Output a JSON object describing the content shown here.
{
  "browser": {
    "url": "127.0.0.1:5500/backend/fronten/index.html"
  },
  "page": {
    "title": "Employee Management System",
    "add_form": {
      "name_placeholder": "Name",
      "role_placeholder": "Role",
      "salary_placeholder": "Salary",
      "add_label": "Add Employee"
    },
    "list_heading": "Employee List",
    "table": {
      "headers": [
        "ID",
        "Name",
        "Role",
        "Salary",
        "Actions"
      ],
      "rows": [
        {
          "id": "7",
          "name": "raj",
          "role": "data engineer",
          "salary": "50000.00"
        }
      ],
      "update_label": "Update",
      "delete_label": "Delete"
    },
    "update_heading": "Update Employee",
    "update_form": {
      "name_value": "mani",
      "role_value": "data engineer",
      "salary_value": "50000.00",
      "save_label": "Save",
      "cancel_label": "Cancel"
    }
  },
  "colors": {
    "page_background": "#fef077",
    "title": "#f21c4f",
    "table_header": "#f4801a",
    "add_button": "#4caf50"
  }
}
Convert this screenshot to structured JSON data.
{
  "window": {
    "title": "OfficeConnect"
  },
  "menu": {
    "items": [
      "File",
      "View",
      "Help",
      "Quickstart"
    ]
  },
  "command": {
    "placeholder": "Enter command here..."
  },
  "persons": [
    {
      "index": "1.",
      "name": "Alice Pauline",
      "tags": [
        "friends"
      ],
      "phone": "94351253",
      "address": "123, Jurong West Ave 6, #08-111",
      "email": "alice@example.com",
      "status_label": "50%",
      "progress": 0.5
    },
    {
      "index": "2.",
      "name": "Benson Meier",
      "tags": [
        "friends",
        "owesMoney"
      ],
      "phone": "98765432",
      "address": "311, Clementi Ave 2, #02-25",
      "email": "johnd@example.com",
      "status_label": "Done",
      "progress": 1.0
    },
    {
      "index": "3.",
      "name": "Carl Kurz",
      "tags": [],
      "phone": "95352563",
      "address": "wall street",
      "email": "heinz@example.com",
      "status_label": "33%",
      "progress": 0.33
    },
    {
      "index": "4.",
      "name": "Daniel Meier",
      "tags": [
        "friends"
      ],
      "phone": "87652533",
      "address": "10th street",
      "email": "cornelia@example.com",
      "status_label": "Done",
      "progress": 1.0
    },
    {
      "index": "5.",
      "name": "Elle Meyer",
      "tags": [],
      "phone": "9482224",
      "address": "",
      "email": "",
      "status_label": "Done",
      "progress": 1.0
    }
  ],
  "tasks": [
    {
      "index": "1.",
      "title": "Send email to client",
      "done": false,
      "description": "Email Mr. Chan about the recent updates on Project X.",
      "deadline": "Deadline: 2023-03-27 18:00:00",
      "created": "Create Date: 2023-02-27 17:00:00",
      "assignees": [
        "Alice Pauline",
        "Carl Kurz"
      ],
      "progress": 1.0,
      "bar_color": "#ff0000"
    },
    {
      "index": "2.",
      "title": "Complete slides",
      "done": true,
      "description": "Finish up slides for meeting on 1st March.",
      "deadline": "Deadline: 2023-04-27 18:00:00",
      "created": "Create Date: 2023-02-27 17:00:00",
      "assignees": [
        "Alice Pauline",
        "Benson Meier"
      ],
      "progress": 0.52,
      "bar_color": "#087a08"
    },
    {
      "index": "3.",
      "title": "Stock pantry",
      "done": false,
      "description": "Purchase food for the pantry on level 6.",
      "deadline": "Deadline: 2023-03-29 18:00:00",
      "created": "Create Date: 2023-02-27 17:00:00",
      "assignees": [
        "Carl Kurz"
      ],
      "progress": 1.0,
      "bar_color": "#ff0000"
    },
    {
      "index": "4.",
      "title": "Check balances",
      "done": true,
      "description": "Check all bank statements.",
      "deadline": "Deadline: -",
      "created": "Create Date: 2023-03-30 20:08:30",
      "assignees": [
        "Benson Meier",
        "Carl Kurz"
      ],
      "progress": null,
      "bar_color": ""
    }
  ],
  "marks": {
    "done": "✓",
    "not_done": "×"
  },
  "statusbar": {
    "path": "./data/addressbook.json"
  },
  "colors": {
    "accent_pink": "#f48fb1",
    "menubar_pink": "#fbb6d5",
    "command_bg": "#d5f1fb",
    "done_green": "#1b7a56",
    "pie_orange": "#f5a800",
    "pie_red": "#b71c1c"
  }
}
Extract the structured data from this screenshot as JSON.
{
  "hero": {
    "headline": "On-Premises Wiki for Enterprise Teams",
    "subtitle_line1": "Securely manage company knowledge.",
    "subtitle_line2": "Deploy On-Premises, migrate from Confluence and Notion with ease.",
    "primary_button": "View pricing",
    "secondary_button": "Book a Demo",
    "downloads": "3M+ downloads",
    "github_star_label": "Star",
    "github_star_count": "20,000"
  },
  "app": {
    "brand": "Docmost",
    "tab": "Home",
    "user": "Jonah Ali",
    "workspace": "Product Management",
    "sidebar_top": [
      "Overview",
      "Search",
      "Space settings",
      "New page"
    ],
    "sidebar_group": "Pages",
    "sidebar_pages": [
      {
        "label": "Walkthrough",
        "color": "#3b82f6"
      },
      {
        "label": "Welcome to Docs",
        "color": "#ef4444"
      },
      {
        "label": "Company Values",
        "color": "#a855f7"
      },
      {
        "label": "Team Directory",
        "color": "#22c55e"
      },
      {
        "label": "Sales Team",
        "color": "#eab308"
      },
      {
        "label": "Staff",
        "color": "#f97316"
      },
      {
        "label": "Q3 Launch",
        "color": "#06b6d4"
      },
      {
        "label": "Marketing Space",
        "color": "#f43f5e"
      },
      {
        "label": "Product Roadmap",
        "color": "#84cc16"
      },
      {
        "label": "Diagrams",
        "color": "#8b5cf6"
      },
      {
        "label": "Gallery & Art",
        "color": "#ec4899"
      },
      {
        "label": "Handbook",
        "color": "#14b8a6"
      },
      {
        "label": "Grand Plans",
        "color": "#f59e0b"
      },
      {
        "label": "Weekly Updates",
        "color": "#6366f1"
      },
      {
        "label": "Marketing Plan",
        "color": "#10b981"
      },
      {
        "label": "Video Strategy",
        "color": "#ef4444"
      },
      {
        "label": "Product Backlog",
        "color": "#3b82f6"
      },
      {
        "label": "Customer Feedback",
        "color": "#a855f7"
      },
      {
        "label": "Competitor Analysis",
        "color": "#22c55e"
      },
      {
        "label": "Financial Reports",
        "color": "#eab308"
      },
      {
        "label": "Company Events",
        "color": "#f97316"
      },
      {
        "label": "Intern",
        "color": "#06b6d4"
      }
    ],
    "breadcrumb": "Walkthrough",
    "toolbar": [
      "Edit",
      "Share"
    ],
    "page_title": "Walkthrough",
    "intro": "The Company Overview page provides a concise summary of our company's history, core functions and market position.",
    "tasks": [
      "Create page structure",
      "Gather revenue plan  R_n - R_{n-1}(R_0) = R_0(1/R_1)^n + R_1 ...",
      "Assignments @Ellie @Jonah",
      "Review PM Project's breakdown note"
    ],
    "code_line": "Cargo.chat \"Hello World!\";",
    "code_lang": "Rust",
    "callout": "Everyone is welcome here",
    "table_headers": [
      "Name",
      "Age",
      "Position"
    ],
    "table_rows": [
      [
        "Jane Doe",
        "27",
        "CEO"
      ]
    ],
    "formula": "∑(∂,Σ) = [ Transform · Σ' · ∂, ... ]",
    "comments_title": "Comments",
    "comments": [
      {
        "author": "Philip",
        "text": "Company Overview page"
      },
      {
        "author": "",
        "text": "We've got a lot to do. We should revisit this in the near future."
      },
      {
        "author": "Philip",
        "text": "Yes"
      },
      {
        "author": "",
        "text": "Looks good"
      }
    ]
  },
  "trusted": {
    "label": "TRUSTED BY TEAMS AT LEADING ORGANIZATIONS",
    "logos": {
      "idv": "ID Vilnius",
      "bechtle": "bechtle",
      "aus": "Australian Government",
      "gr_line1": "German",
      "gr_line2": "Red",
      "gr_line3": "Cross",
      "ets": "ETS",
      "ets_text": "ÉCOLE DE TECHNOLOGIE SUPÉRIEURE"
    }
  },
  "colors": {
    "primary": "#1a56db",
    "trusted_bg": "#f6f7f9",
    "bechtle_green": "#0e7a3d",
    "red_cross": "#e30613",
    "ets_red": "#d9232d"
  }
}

**The request:**
From the records above, pick out and copy each line holding the word "this".

**Solved exercise:**
Convert this screenshot to structured JSON data.
Extract the structured data from this screenshot as JSON.
        "text": "We've got a lot to do. We should revisit this in the near future."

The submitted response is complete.